◆ **TEXTE CITÉ**
Or non seulement les haragues ont été jugées telles, que nous disons, par les meilleurs Auteurs, mais ils ont même donné place dans leurs Histoires, aux Lettres Missives, & jusqu'aux Dialogues. Ainsi nous voions des Epitres de Mithridate dans Salluste, de Tibere & de Drufus dans Tacite, & d'Alexandre le Grand dans Arrien. Pour ce qui régarde des Dialogues, il y en a grand nombre & de fort beaux dans Thucydide & ailleurs; mais quant à celui des Deputés d'Athénes & de Mélos, qui fait la fin de son cinquiéme livre, où les premiers s'efforcent de prouver aux autres qu'ils doivent s'assujettir aux Athéniens, il est tel, que je ne pense pas qu'on le doive jamais imiter, à cause de sa trop grande prolixité. La loi qu'il faut observer, à mon avis, tant aux Dialogues, qu'aux Lettres, & aux harangues de quelque nature qu'elles soient, c'est de ne les coucher jamais avec Prosopopée, & directement, que lorsque toutes les paroles en sont si importantes, [304] qu'on n'en peut rien perdre qu'avec dommage; autrement, il faut se contenter d'en rapporter obliquement la substance.

Que dirons-nous de quelques uns, comme Kekerman entre autres, qui croient, que la loüange ni le blâme, ne doivent, jamais se rencontrer dans l'Histoire, parce que ce sont des choses superflues, & qu'il n'appartient, à leur avis, qu'aux Orateurs d'en user, non plus que d'émouvoir les passions, ce qu'ils deffendent encore très expressément à un Historien. Il semble, à les entendre parler de la sorte, que l'art Oratoire ne puisse jamais avoir rien de commun avec celui des Historiens, contre ce qu'a dit si expressément le premier Rhéteur des Romains, [ Opus Oratorium maxime. Cic. Lib. ! de leg.] qu'il ne savoit rien qui fut davantage du métier d'un Orateur, que de bien écrire une Histoire. En vérité, c'est bien se moquer de tous ces grands hommes que nous venons de nommer, qui ont toûjours pratiqué le contraire de ce que voudroient établir ceux-ci. Et je m'étonne, qu'ils ne se souviennent au moins du temperament que Lucien apporte en cela, désirant que son Historien se contente de donner des loüanges moderées, & qui consistent en peu de paroles, afin qu'il différe en ce point de l'Orateur qui les étend, & les [305] amplifie selon les regles de son art. La même chose se doit dire des passions, car il n'y auroit point d'apparence qu'un Historien pratiquât tout ce que font Ciceron & Demosthene, pour exciter à la haine ou à la misericorde; mais il lui est permis d'être pathétique comme Tite Live dans l'expression des grandes actions, afin d'imprimer fortement l'amour de la Vertu, ou l'aversion du vice, qui sont les plus précieux fruits, qu'on puisse recueillir de l'Histoire.

◆ **CONSIGNE**
Dans l'extrait sur l'écriture de l'histoire, relevez tous les historiens dont les ouvrages, d'après le texte, contiennent des épîtres. La liste qui suit forme un document indépendant de l'extrait.

◆ **Listes des éléments et des régions**
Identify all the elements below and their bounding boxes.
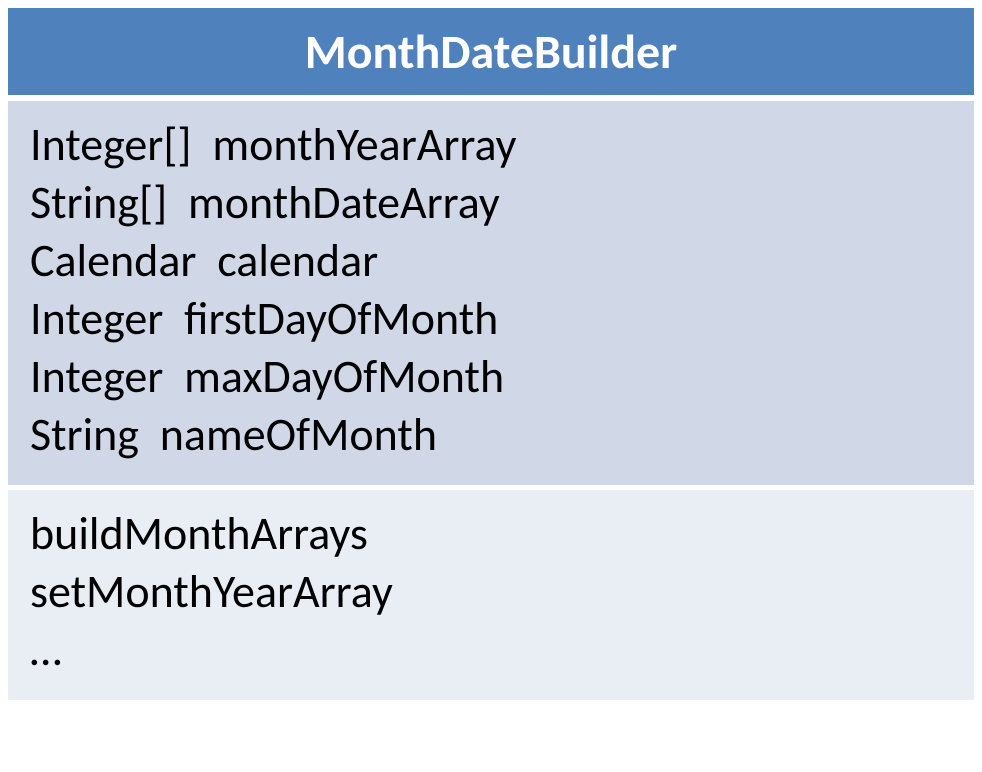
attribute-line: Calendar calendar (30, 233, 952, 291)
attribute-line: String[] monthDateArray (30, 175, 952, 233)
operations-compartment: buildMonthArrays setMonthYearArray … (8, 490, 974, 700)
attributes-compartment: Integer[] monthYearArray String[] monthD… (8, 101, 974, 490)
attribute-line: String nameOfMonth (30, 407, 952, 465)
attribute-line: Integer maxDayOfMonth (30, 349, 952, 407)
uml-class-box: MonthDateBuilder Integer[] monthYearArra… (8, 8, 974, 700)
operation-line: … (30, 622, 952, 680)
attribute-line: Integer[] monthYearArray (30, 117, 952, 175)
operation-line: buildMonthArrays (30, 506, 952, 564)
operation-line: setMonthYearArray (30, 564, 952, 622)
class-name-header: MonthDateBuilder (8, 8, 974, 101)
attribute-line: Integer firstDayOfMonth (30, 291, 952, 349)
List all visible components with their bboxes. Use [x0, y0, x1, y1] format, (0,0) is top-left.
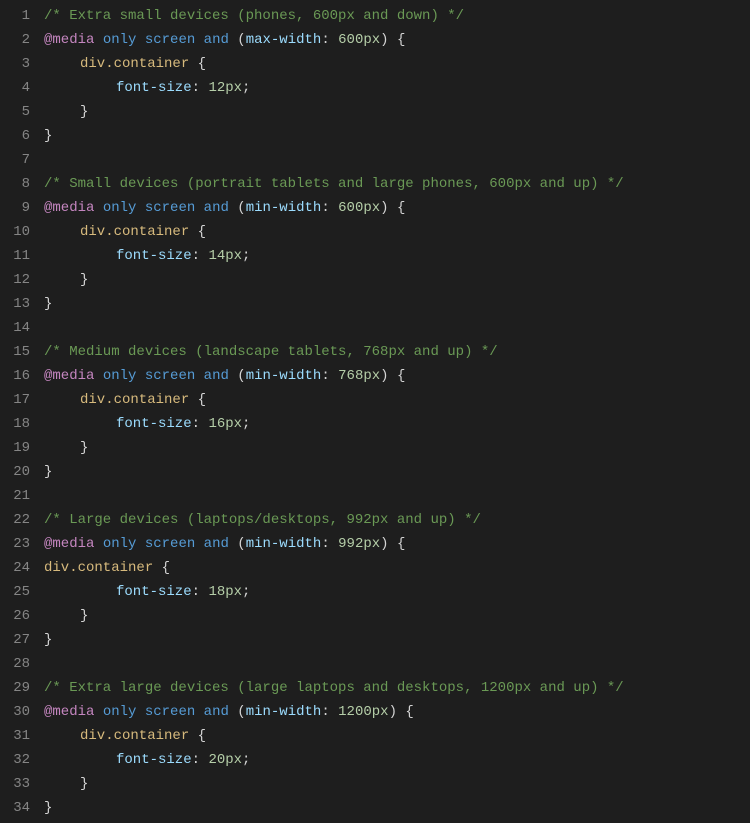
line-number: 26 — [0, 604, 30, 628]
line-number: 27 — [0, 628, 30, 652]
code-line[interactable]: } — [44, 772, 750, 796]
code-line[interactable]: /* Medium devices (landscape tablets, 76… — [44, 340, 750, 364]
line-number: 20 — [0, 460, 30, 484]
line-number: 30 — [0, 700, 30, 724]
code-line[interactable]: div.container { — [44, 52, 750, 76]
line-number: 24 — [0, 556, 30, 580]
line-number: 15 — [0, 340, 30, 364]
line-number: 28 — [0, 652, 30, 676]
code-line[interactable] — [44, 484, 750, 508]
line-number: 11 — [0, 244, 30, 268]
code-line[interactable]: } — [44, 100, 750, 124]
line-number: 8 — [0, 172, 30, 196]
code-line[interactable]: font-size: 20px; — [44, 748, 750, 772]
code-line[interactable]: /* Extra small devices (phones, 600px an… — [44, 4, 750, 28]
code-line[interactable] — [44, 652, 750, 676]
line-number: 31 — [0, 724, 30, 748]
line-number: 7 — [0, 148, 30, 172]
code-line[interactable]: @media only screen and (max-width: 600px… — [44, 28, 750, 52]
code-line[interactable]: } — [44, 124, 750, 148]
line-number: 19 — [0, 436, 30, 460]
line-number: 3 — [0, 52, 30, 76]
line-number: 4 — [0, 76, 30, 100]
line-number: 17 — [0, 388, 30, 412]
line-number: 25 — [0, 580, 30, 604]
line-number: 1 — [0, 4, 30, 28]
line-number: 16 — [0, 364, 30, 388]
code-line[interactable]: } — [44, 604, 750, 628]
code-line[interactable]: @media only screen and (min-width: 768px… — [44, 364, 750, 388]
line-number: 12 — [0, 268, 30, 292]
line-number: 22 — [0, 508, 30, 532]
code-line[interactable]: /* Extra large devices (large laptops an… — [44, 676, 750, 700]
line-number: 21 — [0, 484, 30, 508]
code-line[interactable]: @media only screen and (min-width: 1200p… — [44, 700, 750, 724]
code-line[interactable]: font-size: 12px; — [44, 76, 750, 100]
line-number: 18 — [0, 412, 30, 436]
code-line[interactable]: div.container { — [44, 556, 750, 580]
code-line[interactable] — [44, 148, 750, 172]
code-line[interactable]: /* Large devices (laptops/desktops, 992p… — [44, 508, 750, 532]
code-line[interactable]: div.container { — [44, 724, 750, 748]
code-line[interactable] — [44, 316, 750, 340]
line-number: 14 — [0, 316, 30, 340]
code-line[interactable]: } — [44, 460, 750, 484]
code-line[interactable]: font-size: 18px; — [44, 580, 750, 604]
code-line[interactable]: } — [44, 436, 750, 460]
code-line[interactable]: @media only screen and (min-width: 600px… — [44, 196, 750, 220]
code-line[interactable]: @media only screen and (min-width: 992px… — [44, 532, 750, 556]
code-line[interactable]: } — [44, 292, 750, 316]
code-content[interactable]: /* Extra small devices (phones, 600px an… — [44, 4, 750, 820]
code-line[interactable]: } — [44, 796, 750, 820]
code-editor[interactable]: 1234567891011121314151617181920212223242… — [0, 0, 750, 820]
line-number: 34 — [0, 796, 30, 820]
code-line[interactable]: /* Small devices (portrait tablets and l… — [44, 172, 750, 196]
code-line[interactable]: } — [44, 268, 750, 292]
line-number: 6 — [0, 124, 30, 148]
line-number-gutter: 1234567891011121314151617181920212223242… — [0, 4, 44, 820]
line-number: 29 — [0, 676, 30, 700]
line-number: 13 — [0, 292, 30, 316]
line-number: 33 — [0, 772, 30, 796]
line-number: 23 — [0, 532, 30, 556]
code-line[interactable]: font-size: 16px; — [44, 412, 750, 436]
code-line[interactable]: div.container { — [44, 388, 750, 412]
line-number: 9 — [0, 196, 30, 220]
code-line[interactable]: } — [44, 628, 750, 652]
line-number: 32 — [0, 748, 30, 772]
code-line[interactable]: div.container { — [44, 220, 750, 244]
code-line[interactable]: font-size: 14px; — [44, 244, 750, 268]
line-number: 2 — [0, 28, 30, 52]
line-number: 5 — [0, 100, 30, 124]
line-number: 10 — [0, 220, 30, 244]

◆ **CORRIGÉ**
Salluste, Tacite, Arrien